**Materials provided**
───
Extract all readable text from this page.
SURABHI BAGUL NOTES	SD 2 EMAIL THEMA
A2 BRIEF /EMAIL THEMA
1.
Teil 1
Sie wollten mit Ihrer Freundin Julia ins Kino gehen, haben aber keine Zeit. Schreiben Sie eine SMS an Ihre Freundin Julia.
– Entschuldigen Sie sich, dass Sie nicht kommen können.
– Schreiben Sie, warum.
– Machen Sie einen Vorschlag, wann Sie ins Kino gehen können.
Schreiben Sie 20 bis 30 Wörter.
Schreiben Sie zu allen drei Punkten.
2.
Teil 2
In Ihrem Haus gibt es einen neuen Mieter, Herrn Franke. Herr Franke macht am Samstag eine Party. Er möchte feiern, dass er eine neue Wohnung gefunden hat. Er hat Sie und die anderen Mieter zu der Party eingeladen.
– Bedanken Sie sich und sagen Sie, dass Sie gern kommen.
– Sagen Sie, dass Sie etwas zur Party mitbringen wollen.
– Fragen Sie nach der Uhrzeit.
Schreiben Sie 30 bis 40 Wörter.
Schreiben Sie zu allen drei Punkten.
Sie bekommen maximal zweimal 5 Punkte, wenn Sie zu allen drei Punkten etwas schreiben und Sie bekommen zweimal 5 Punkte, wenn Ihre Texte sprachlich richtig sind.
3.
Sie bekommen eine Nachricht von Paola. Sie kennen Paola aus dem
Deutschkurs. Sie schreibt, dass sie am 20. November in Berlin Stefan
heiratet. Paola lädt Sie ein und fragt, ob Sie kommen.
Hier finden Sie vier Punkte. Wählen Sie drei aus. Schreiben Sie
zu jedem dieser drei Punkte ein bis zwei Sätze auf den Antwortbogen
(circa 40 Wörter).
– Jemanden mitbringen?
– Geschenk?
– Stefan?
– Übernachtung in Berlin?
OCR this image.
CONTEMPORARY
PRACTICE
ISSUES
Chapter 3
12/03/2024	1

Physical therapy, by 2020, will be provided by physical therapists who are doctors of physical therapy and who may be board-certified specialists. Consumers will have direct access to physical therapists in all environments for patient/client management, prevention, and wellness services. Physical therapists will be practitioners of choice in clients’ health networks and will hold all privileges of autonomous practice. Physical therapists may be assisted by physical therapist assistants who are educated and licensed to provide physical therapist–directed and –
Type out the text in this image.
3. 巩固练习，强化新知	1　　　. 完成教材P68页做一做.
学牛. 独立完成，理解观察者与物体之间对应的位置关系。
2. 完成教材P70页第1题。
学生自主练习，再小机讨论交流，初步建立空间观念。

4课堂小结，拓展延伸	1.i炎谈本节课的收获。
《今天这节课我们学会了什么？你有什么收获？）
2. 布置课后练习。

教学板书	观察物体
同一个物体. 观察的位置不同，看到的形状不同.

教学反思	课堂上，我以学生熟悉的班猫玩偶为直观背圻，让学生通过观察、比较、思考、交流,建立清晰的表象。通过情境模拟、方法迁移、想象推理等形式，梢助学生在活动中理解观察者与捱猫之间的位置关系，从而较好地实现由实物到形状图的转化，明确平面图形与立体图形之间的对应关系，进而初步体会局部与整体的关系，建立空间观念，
───
Search the records above for the string "mitbringen". Copy every line that contains it.

**Response to the task**
– Sagen Sie, dass Sie etwas zur Party mitbringen wollen.
– Jemanden mitbringen?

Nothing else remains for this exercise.